- **Task objective**
Quote all entries exactly, leaving pictures aside.

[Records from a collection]
* * * * * * *
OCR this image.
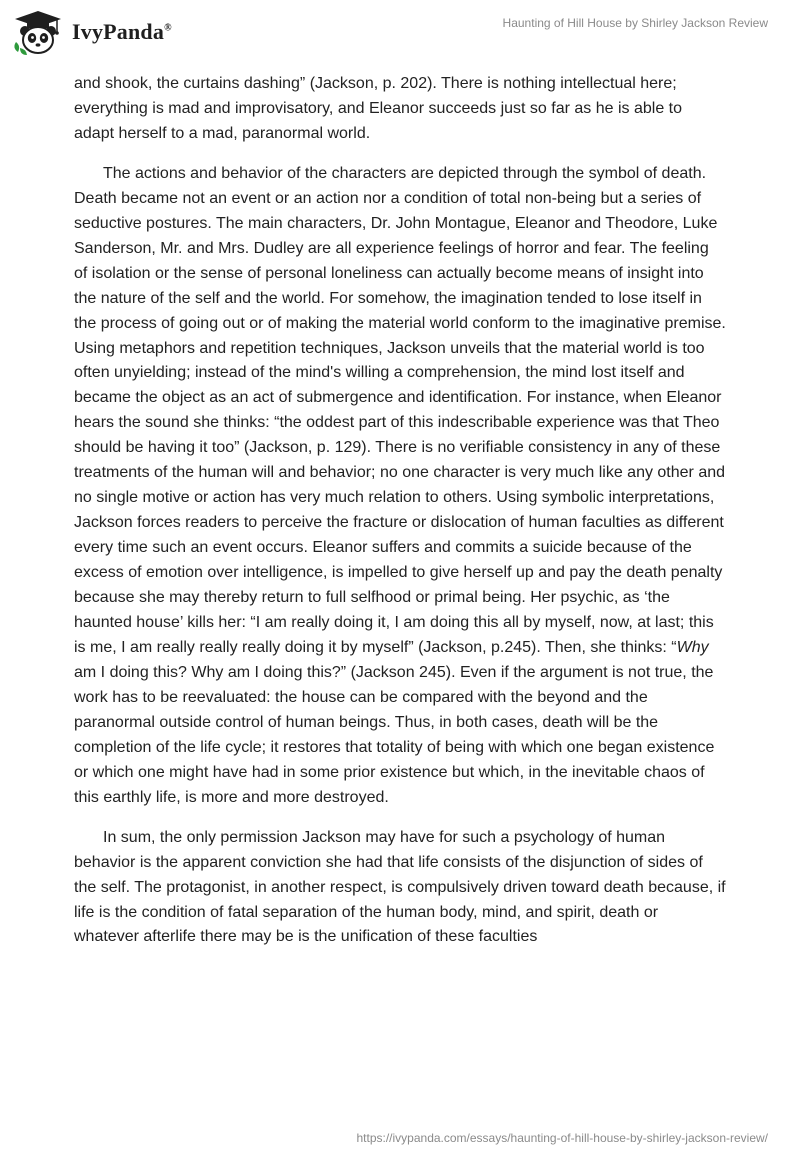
IvyPanda®	Haunting of Hill House by Shirley Jackson Review

and shook, the curtains dashing” (Jackson, p. 202). There is nothing intellectual here; everything is mad and improvisatory, and Eleanor succeeds just so far as he is able to adapt herself to a mad, paranormal world.

The actions and behavior of the characters are depicted through the symbol of death. Death became not an event or an action nor a condition of total non-being but a series of seductive postures. The main characters, Dr. John Montague, Eleanor and Theodore, Luke Sanderson, Mr. and Mrs. Dudley are all experience feelings of horror and fear. The feeling of isolation or the sense of personal loneliness can actually become means of insight into the nature of the self and the world. For somehow, the imagination tended to lose itself in the process of going out or of making the material world conform to the imaginative premise. Using metaphors and repetition techniques, Jackson unveils that the material world is too often unyielding; instead of the mind's willing a comprehension, the mind lost itself and became the object as an act of submergence and identification. For instance, when Eleanor hears the sound she thinks: “the oddest part of this indescribable experience was that Theo should be having it too” (Jackson, p. 129). There is no verifiable consistency in any of these treatments of the human will and behavior; no one character is very much like any other and no single motive or action has very much relation to others. Using symbolic interpretations, Jackson forces readers to perceive the fracture or dislocation of human faculties as different every time such an event occurs. Eleanor suffers and commits a suicide because of the excess of emotion over intelligence, is impelled to give herself up and pay the death penalty because she may thereby return to full selfhood or primal being. Her psychic, as ‘the haunted house’ kills her: “I am really doing it, I am doing this all by myself, now, at last; this is me, I am really really really doing it by myself” (Jackson, p.245). Then, she thinks: “Why am I doing this? Why am I doing this?” (Jackson 245). Even if the argument is not true, the work has to be reevaluated: the house can be compared with the beyond and the paranormal outside control of human beings. Thus, in both cases, death will be the completion of the life cycle; it restores that totality of being with which one began existence or which one might have had in some prior existence but which, in the inevitable chaos of this earthly life, is more and more destroyed.

In sum, the only permission Jackson may have for such a psychology of human behavior is the apparent conviction she had that life consists of the disjunction of sides of the self. The protagonist, in another respect, is compulsively driven toward death because, if life is the condition of fatal separation of the human body, mind, and spirit, death or whatever afterlife there may be is the unification of these faculties

https://ivypanda.com/essays/haunting-of-hill-house-by-shirley-jackson-review/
* * * * * * *
- **Solution for this exercise**
OCR this image.
IvyPanda®	Haunting of Hill House by Shirley Jackson Review

and shook, the curtains dashing” (Jackson, p. 202). There is nothing intellectual here; everything is mad and improvisatory, and Eleanor succeeds just so far as he is able to adapt herself to a mad, paranormal world.

The actions and behavior of the characters are depicted through the symbol of death. Death became not an event or an action nor a condition of total non-being but a series of seductive postures. The main characters, Dr. John Montague, Eleanor and Theodore, Luke Sanderson, Mr. and Mrs. Dudley are all experience feelings of horror and fear. The feeling of isolation or the sense of personal loneliness can actually become means of insight into the nature of the self and the world. For somehow, the imagination tended to lose itself in the process of going out or of making the material world conform to the imaginative premise. Using metaphors and repetition techniques, Jackson unveils that the material world is too often unyielding; instead of the mind's willing a comprehension, the mind lost itself and became the object as an act of submergence and identification. For instance, when Eleanor hears the sound she thinks: “the oddest part of this indescribable experience was that Theo should be having it too” (Jackson, p. 129). There is no verifiable consistency in any of these treatments of the human will and behavior; no one character is very much like any other and no single motive or action has very much relation to others. Using symbolic interpretations, Jackson forces readers to perceive the fracture or dislocation of human faculties as different every time such an event occurs. Eleanor suffers and commits a suicide because of the excess of emotion over intelligence, is impelled to give herself up and pay the death penalty because she may thereby return to full selfhood or primal being. Her psychic, as ‘the haunted house’ kills her: “I am really doing it, I am doing this all by myself, now, at last; this is me, I am really really really doing it by myself” (Jackson, p.245). Then, she thinks: “Why am I doing this? Why am I doing this?” (Jackson 245). Even if the argument is not true, the work has to be reevaluated: the house can be compared with the beyond and the paranormal outside control of human beings. Thus, in both cases, death will be the completion of the life cycle; it restores that totality of being with which one began existence or which one might have had in some prior existence but which, in the inevitable chaos of this earthly life, is more and more destroyed.

In sum, the only permission Jackson may have for such a psychology of human behavior is the apparent conviction she had that life consists of the disjunction of sides of the self. The protagonist, in another respect, is compulsively driven toward death because, if life is the condition of fatal separation of the human body, mind, and spirit, death or whatever afterlife there may be is the unification of these faculties

https://ivypanda.com/essays/haunting-of-hill-house-by-shirley-jackson-review/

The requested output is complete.